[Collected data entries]
* * *

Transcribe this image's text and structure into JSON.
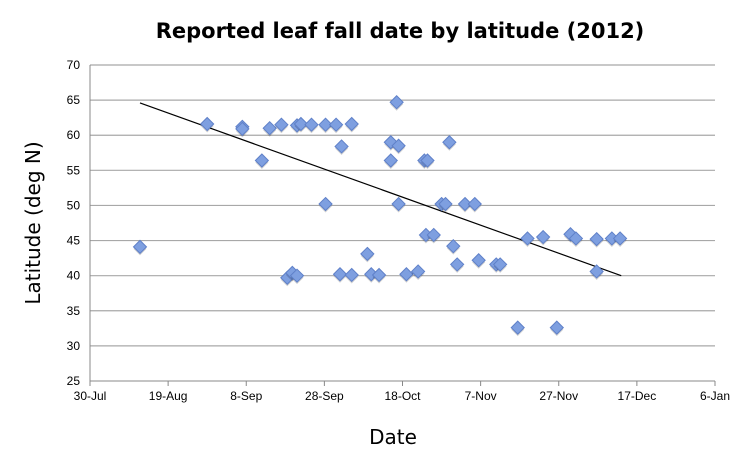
{
  "chart_data": {
    "type": "scatter",
    "title": "Reported leaf fall date by latitude (2012)",
    "xlabel": "Date",
    "ylabel": "Latitude (deg N)",
    "x_units": "days since 30-Jul",
    "xlim": [
      0,
      160
    ],
    "ylim": [
      25,
      70
    ],
    "x_ticks": [
      0,
      20,
      40,
      60,
      80,
      100,
      120,
      140,
      160
    ],
    "x_tick_labels": [
      "30-Jul",
      "19-Aug",
      "8-Sep",
      "28-Sep",
      "18-Oct",
      "7-Nov",
      "27-Nov",
      "17-Dec",
      "6-Jan"
    ],
    "y_ticks": [
      25,
      30,
      35,
      40,
      45,
      50,
      55,
      60,
      65,
      70
    ],
    "grid": true,
    "marker_color": "#7e9fe0",
    "series": [
      {
        "name": "Reports",
        "points": [
          [
            12.8,
            44.1
          ],
          [
            30,
            61.6
          ],
          [
            39,
            61.2
          ],
          [
            39,
            60.9
          ],
          [
            44,
            56.4
          ],
          [
            46,
            61
          ],
          [
            49,
            61.5
          ],
          [
            50.5,
            39.7
          ],
          [
            51.8,
            40.4
          ],
          [
            53,
            40
          ],
          [
            53,
            61.4
          ],
          [
            54,
            61.6
          ],
          [
            56.7,
            61.5
          ],
          [
            60.3,
            61.5
          ],
          [
            60.3,
            50.2
          ],
          [
            63,
            61.5
          ],
          [
            64,
            40.2
          ],
          [
            64.4,
            58.4
          ],
          [
            67,
            61.6
          ],
          [
            67,
            40.1
          ],
          [
            71,
            43.1
          ],
          [
            72,
            40.2
          ],
          [
            74,
            40.1
          ],
          [
            77,
            56.4
          ],
          [
            77,
            59
          ],
          [
            78.5,
            64.7
          ],
          [
            79,
            58.5
          ],
          [
            79,
            50.2
          ],
          [
            81,
            40.2
          ],
          [
            84,
            40.6
          ],
          [
            85.6,
            56.4
          ],
          [
            86.4,
            56.4
          ],
          [
            86,
            45.8
          ],
          [
            88,
            45.8
          ],
          [
            90,
            50.2
          ],
          [
            91,
            50.2
          ],
          [
            92,
            59
          ],
          [
            93,
            44.2
          ],
          [
            94,
            41.6
          ],
          [
            96,
            50.2
          ],
          [
            98.5,
            50.2
          ],
          [
            99.5,
            42.2
          ],
          [
            104,
            41.6
          ],
          [
            105,
            41.6
          ],
          [
            109.5,
            32.6
          ],
          [
            112,
            45.3
          ],
          [
            116,
            45.5
          ],
          [
            119.5,
            32.6
          ],
          [
            123,
            45.9
          ],
          [
            124.4,
            45.3
          ],
          [
            129.7,
            40.6
          ],
          [
            129.7,
            45.2
          ],
          [
            133.6,
            45.3
          ],
          [
            135.7,
            45.3
          ]
        ]
      }
    ],
    "trendline": {
      "x": [
        12.8,
        136
      ],
      "y": [
        64.6,
        40.0
      ]
    }
  }
}
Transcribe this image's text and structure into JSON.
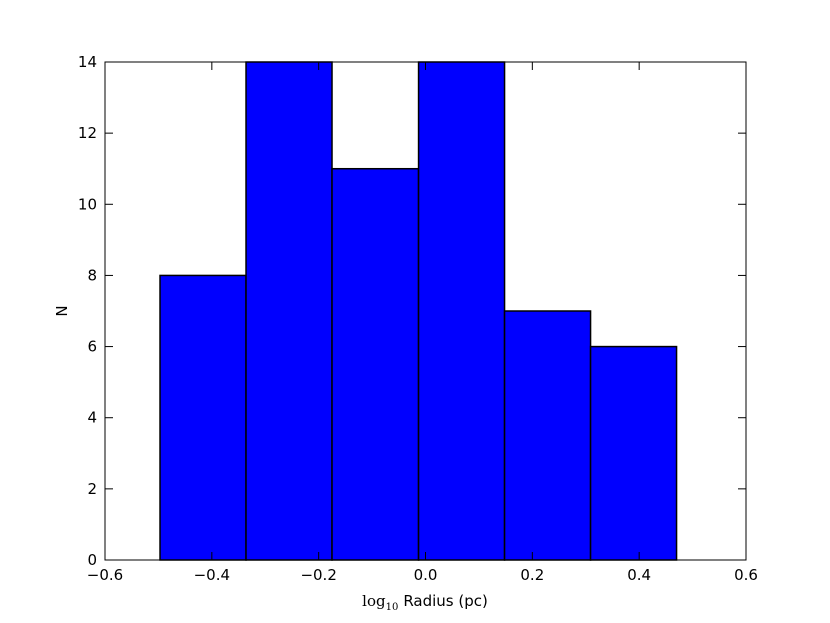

* * *

Exercise –
Exclude the images, then output the data above word for word.

Complete response –
Transcribe this image's text and structure into JSON.
{
  "chart_data": {
    "type": "scatter",
    "title": "Reported leaf fall date by latitude (2012)",
    "xlabel": "Date",
    "ylabel": "Latitude (deg N)",
    "x_units": "days since 30-Jul",
    "xlim": [
      0,
      160
    ],
    "ylim": [
      25,
      70
    ],
    "x_ticks": [
      0,
      20,
      40,
      60,
      80,
      100,
      120,
      140,
      160
    ],
    "x_tick_labels": [
      "30-Jul",
      "19-Aug",
      "8-Sep",
      "28-Sep",
      "18-Oct",
      "7-Nov",
      "27-Nov",
      "17-Dec",
      "6-Jan"
    ],
    "y_ticks": [
      25,
      30,
      35,
      40,
      45,
      50,
      55,
      60,
      65,
      70
    ],
    "grid": true,
    "marker_color": "#7e9fe0",
    "series": [
      {
        "name": "Reports",
        "points": [
          [
            12.8,
            44.1
          ],
          [
            30,
            61.6
          ],
          [
            39,
            61.2
          ],
          [
            39,
            60.9
          ],
          [
            44,
            56.4
          ],
          [
            46,
            61
          ],
          [
            49,
            61.5
          ],
          [
            50.5,
            39.7
          ],
          [
            51.8,
            40.4
          ],
          [
            53,
            40
          ],
          [
            53,
            61.4
          ],
          [
            54,
            61.6
          ],
          [
            56.7,
            61.5
          ],
          [
            60.3,
            61.5
          ],
          [
            60.3,
            50.2
          ],
          [
            63,
            61.5
          ],
          [
            64,
            40.2
          ],
          [
            64.4,
            58.4
          ],
          [
            67,
            61.6
          ],
          [
            67,
            40.1
          ],
          [
            71,
            43.1
          ],
          [
            72,
            40.2
          ],
          [
            74,
            40.1
          ],
          [
            77,
            56.4
          ],
          [
            77,
            59
          ],
          [
            78.5,
            64.7
          ],
          [
            79,
            58.5
          ],
          [
            79,
            50.2
          ],
          [
            81,
            40.2
          ],
          [
            84,
            40.6
          ],
          [
            85.6,
            56.4
          ],
          [
            86.4,
            56.4
          ],
          [
            86,
            45.8
          ],
          [
            88,
            45.8
          ],
          [
            90,
            50.2
          ],
          [
            91,
            50.2
          ],
          [
            92,
            59
          ],
          [
            93,
            44.2
          ],
          [
            94,
            41.6
          ],
          [
            96,
            50.2
          ],
          [
            98.5,
            50.2
          ],
          [
            99.5,
            42.2
          ],
          [
            104,
            41.6
          ],
          [
            105,
            41.6
          ],
          [
            109.5,
            32.6
          ],
          [
            112,
            45.3
          ],
          [
            116,
            45.5
          ],
          [
            119.5,
            32.6
          ],
          [
            123,
            45.9
          ],
          [
            124.4,
            45.3
          ],
          [
            129.7,
            40.6
          ],
          [
            129.7,
            45.2
          ],
          [
            133.6,
            45.3
          ],
          [
            135.7,
            45.3
          ]
        ]
      }
    ],
    "trendline": {
      "x": [
        12.8,
        136
      ],
      "y": [
        64.6,
        40.0
      ]
    }
  }
}
Transcribe this image's text and structure into JSON.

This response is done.